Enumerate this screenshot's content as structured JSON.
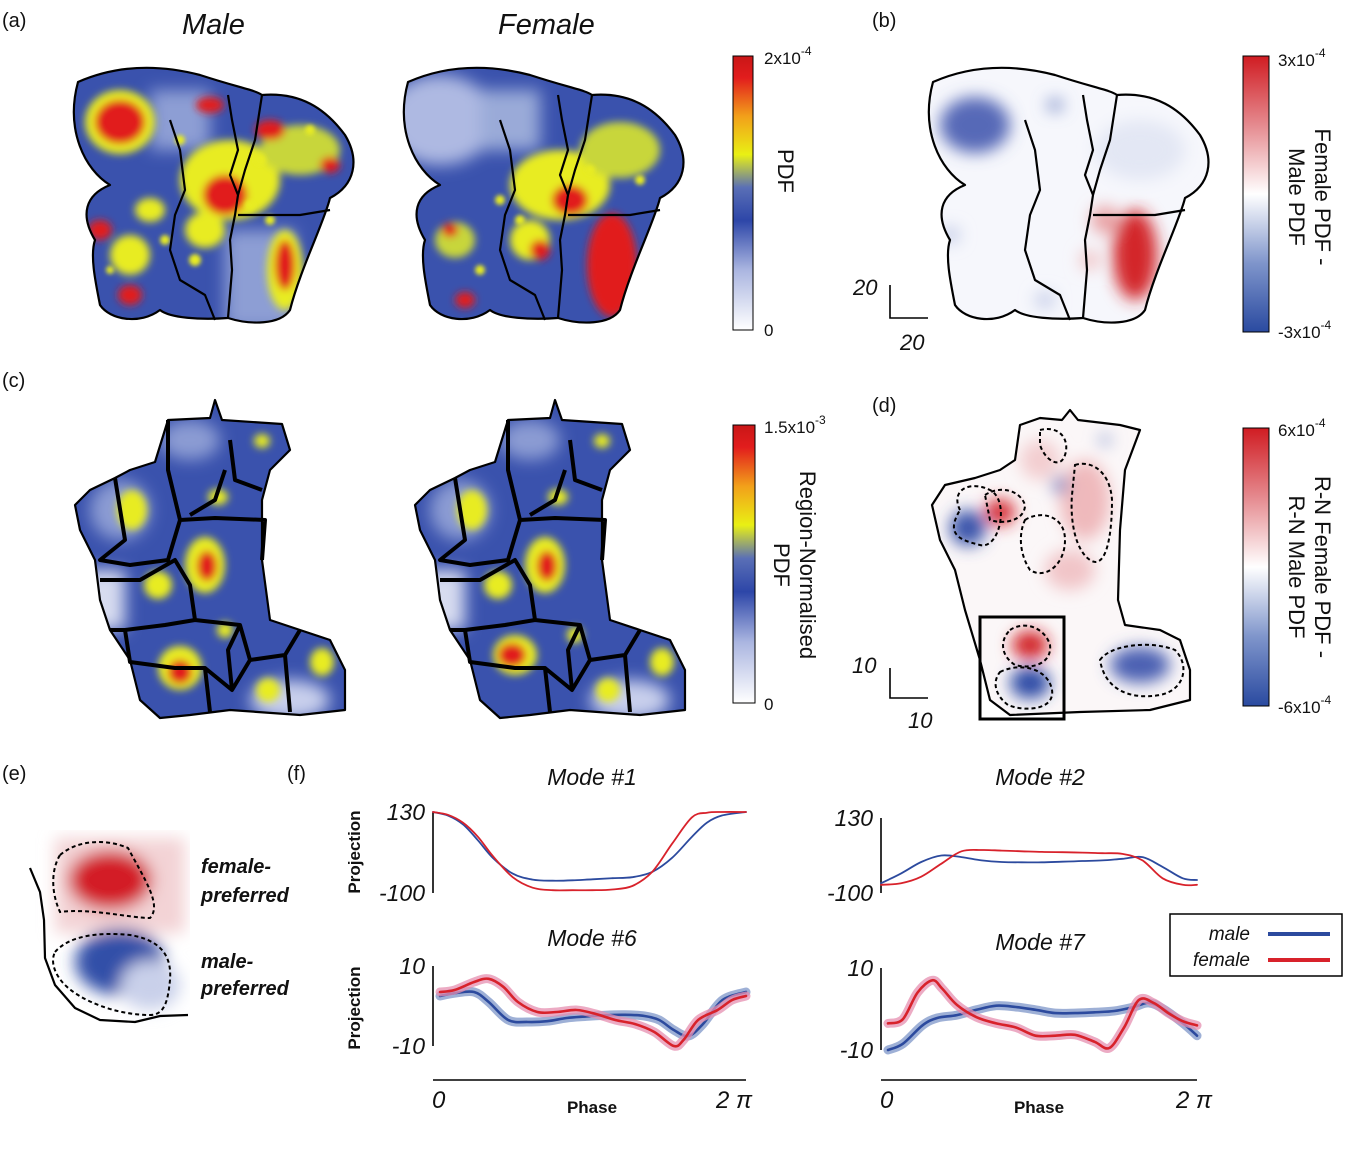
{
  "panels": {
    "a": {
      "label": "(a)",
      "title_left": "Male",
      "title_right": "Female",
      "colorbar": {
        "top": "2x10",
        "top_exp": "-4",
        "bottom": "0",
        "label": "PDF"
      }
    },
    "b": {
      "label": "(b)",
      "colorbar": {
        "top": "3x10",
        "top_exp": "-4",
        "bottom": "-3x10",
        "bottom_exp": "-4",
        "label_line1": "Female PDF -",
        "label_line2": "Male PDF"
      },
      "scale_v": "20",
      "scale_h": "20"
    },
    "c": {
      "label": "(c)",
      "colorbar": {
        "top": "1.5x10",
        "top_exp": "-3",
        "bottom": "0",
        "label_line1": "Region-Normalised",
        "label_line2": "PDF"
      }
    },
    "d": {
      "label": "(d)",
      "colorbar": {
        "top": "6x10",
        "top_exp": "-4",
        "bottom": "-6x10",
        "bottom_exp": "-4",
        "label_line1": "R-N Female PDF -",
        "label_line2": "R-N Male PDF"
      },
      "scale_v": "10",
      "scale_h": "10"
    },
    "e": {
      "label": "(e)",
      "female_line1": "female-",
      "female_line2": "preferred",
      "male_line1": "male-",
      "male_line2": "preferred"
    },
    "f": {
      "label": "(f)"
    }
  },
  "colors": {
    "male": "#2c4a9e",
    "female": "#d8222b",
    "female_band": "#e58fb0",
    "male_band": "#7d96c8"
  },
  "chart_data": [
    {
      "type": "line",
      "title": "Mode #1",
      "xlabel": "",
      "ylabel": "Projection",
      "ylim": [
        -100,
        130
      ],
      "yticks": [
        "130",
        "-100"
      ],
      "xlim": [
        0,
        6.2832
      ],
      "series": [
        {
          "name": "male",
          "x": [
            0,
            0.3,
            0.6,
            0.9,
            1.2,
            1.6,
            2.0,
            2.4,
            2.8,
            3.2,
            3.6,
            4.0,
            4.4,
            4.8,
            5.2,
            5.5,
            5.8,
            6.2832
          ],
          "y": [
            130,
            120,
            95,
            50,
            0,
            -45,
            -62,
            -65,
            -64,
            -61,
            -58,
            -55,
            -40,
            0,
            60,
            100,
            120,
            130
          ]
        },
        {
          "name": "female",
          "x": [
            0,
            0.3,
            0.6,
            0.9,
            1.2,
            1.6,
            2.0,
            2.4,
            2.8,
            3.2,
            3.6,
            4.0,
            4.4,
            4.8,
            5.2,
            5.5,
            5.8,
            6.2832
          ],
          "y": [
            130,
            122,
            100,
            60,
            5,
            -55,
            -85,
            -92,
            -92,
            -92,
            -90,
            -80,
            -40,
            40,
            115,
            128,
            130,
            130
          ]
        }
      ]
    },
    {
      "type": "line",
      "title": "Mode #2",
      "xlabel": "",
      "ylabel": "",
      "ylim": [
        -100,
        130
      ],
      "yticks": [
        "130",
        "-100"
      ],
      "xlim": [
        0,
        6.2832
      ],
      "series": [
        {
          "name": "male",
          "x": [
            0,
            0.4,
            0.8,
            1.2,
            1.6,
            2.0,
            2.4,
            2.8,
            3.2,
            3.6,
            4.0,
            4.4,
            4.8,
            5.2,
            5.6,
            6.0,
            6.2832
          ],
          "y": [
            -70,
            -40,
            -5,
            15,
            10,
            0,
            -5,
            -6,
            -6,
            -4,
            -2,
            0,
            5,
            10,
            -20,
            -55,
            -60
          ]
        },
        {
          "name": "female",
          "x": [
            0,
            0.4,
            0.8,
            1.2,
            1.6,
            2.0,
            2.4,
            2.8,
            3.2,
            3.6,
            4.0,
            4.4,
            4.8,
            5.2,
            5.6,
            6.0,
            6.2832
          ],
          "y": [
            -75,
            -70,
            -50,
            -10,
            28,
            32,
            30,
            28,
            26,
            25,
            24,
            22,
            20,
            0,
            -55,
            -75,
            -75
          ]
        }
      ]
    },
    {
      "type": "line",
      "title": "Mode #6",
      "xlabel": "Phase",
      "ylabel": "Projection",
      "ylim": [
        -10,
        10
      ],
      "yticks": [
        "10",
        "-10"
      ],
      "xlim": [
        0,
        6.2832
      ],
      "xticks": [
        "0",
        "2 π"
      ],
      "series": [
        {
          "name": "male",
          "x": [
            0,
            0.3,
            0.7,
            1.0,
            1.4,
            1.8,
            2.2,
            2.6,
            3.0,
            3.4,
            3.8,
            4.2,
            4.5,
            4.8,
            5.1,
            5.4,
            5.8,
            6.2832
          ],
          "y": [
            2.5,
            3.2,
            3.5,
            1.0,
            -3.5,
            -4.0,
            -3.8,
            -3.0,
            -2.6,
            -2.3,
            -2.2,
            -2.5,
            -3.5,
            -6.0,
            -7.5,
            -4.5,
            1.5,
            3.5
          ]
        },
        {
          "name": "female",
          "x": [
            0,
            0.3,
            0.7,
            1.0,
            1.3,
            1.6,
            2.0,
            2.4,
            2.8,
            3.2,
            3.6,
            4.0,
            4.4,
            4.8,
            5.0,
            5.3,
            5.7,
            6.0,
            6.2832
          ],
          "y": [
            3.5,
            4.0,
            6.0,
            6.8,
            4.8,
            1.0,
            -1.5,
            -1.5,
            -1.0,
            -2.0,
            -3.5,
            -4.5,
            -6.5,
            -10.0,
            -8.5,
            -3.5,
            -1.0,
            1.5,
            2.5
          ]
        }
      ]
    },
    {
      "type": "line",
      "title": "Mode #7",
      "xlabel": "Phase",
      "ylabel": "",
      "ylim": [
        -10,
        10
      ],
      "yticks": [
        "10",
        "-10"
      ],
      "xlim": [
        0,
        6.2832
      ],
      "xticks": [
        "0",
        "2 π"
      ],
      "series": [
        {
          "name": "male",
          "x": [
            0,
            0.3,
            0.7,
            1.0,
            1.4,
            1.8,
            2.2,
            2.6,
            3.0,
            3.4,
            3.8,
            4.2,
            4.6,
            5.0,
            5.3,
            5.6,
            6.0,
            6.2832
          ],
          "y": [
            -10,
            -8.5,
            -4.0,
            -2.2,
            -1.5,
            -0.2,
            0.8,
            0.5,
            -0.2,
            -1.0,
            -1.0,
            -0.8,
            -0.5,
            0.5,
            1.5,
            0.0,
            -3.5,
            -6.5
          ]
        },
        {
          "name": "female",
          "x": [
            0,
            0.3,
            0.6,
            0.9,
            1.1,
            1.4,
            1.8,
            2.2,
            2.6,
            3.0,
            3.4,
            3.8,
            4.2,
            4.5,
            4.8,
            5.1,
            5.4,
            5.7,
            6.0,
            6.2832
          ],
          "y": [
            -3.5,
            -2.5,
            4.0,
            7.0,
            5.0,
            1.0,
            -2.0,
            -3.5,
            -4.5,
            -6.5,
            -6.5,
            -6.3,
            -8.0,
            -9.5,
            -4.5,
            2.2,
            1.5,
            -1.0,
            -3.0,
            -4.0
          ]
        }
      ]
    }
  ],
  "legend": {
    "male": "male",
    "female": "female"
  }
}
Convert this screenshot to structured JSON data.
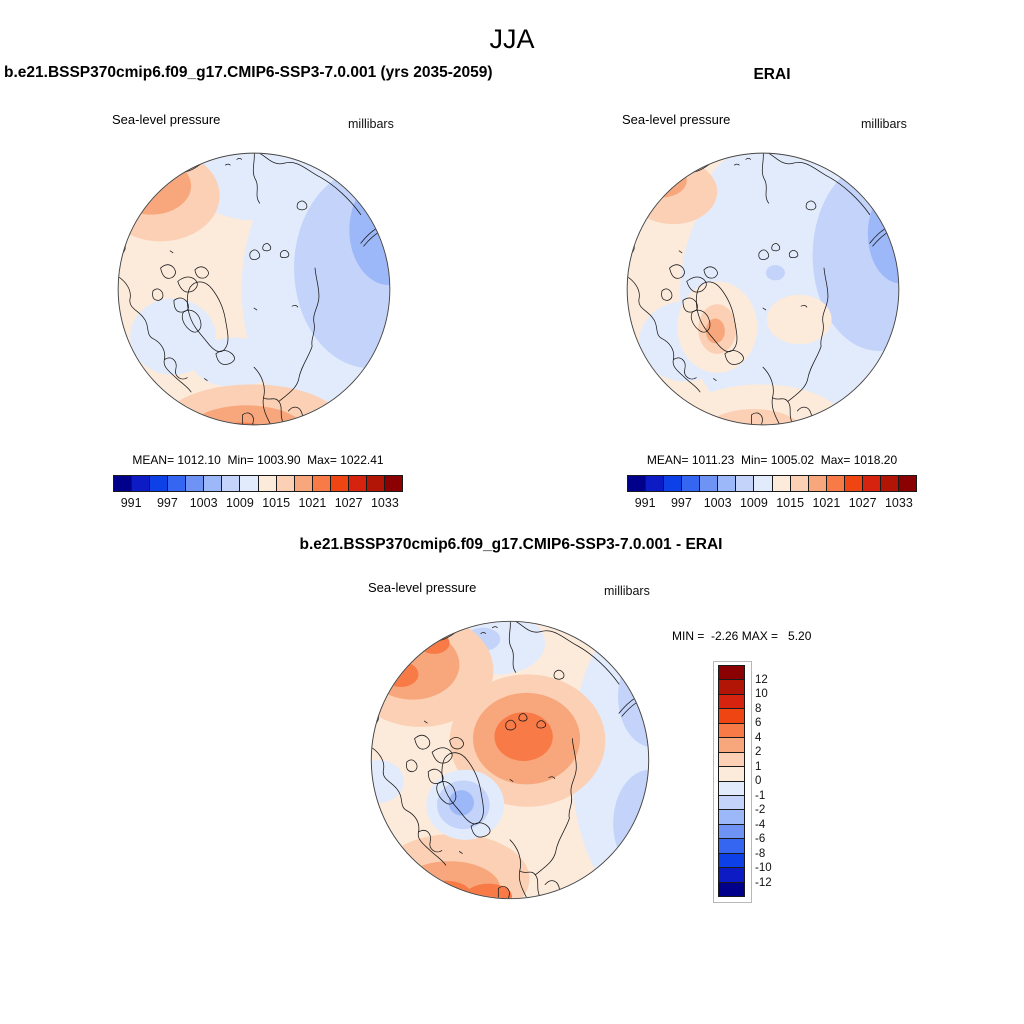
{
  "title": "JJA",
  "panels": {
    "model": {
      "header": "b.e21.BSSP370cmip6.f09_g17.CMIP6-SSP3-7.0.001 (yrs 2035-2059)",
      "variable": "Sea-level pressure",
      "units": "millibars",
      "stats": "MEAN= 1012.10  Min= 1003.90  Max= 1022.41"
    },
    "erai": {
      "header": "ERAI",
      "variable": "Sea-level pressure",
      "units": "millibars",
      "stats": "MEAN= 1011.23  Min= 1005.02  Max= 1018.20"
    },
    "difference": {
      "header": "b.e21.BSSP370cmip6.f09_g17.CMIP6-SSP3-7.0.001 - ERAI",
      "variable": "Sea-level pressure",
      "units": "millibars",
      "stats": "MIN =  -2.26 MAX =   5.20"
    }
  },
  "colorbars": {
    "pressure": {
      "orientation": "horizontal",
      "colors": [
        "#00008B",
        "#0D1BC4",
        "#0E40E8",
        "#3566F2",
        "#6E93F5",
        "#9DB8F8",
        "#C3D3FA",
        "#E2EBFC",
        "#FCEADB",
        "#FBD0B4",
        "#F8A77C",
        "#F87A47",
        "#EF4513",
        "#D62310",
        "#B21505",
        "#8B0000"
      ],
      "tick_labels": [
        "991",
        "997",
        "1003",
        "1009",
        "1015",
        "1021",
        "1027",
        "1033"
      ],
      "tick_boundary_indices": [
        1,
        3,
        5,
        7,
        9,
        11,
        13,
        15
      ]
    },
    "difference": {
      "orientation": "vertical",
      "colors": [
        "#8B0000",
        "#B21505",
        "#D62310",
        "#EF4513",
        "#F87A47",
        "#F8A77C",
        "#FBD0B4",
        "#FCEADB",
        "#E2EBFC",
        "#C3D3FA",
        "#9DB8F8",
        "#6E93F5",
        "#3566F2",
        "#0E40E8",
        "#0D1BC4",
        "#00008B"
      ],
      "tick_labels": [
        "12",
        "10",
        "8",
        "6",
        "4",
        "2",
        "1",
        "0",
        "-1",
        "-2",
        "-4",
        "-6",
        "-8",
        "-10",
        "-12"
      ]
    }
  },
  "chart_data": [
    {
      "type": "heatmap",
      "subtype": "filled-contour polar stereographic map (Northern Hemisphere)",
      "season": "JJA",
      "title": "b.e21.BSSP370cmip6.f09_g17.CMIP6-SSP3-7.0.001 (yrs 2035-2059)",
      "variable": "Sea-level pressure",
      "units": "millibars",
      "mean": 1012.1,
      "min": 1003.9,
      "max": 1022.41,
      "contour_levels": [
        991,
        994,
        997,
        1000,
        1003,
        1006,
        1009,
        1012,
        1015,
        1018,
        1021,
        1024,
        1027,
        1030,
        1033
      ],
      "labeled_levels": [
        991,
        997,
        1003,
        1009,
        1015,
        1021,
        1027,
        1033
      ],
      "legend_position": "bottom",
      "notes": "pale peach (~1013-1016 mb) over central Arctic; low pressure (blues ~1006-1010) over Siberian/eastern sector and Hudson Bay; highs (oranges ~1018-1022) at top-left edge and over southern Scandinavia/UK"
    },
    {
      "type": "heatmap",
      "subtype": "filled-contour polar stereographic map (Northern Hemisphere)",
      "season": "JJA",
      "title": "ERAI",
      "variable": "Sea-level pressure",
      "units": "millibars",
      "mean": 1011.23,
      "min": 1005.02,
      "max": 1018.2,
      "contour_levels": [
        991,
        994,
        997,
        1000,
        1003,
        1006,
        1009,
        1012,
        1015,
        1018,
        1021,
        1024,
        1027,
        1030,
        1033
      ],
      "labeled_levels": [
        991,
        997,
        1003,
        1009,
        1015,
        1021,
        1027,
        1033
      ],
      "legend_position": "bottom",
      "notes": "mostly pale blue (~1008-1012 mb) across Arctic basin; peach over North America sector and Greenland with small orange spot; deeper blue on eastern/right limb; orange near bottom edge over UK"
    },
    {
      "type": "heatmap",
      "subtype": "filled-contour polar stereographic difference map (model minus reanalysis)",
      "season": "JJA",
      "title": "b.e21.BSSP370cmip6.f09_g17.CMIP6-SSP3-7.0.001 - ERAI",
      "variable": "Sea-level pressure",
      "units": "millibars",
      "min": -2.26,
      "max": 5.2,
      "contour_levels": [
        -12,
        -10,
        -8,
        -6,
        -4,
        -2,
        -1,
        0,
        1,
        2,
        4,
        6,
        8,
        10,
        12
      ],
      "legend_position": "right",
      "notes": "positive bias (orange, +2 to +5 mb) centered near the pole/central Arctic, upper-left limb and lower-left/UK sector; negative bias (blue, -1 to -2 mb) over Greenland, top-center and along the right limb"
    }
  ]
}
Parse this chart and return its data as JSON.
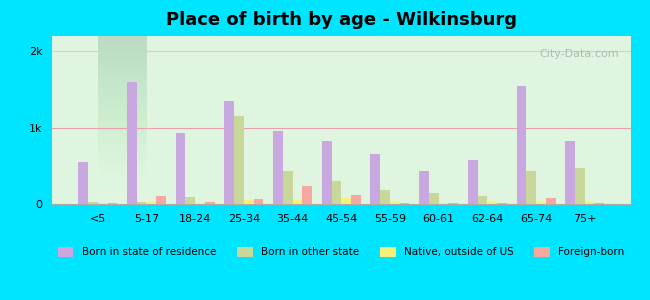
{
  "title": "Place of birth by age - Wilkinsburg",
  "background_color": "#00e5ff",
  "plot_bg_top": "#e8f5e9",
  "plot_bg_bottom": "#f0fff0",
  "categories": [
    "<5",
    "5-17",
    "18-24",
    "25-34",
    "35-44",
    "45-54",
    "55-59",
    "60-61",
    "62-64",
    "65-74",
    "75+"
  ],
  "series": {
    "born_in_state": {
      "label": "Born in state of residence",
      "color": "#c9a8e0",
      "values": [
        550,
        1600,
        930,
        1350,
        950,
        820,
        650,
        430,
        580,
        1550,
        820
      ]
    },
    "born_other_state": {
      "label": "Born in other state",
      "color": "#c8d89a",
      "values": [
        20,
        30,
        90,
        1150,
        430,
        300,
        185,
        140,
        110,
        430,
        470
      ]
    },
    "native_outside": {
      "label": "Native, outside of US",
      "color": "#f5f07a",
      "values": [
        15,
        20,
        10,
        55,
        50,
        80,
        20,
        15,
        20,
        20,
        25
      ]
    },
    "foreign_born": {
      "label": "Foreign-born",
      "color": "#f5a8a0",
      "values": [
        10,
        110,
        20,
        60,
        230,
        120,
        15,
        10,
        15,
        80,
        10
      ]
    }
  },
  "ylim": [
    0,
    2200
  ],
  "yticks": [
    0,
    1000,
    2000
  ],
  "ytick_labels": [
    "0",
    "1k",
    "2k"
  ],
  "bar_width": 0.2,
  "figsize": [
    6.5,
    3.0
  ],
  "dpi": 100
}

= = = = =

Pick out each line in the material containing "edge".

      "notes": "pale peach (~1013-1016 mb) over central Arctic; low pressure (blues ~1006-1010) over Siberian/eastern sector and Hudson Bay; highs (oranges ~1018-1022) at top-left edge and over southern Scandinavia/UK"
      "notes": "mostly pale blue (~1008-1012 mb) across Arctic basin; peach over North America sector and Greenland with small orange spot; deeper blue on eastern/right limb; orange near bottom edge over UK"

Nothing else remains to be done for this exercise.